Data listing:
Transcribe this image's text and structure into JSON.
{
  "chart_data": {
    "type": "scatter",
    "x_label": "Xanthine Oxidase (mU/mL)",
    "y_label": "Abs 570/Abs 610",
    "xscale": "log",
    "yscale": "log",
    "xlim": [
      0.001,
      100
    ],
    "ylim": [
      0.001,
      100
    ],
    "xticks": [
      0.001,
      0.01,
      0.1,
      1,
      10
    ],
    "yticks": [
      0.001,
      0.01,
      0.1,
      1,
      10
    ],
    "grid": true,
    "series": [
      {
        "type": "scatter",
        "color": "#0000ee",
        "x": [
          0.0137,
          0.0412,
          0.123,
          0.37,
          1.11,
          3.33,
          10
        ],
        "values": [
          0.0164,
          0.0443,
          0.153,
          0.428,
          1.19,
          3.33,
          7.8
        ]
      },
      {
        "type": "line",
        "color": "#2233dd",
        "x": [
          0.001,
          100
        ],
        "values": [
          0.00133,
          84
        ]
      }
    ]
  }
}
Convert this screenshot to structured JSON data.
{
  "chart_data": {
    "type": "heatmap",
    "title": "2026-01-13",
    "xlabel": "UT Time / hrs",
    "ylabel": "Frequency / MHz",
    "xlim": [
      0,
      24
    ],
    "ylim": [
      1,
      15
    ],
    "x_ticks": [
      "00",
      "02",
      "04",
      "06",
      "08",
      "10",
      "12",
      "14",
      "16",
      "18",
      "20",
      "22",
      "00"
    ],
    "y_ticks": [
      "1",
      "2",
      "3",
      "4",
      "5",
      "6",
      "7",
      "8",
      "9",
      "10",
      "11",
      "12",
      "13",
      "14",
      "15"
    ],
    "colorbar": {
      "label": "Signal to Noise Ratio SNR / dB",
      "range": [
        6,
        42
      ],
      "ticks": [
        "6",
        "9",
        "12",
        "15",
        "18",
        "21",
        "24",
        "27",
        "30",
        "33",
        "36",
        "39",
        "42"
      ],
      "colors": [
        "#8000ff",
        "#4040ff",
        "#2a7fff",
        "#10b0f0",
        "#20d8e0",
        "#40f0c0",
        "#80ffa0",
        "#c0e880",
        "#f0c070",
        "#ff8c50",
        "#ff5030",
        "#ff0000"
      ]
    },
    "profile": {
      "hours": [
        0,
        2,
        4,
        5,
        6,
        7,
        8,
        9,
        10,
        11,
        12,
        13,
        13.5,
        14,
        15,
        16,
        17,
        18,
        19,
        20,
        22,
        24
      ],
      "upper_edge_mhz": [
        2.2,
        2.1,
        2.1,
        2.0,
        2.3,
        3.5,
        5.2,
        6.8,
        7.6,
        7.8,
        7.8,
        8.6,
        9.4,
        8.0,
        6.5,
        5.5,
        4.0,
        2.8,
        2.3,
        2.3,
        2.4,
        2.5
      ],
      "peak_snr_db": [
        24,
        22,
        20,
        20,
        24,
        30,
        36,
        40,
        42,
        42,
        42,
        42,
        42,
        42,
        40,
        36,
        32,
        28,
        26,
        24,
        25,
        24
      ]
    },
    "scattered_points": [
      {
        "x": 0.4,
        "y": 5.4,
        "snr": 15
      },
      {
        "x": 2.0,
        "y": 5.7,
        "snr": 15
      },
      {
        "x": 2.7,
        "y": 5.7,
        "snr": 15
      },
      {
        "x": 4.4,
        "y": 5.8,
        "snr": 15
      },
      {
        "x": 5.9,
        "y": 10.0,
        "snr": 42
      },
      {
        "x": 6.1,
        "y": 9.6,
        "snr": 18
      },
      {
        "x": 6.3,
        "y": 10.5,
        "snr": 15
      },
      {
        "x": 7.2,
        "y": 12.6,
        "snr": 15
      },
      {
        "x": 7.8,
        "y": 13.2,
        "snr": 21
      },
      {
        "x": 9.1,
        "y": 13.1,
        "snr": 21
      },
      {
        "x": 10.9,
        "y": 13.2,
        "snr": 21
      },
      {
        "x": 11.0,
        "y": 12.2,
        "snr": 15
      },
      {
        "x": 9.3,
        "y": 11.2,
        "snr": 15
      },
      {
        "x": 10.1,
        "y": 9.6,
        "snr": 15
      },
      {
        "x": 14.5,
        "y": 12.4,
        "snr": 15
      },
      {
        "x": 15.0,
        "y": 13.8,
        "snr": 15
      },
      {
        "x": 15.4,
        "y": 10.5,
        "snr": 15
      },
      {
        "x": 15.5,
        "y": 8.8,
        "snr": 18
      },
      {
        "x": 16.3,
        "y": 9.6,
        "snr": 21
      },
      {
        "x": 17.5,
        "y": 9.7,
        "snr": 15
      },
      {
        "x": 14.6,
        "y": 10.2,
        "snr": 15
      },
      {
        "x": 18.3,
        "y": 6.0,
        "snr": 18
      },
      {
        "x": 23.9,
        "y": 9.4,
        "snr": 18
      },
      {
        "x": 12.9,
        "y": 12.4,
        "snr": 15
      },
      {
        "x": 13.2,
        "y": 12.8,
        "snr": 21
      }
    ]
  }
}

Task directions: Give only the number of lines in the listing above that include the string "JSON".

Reply: 2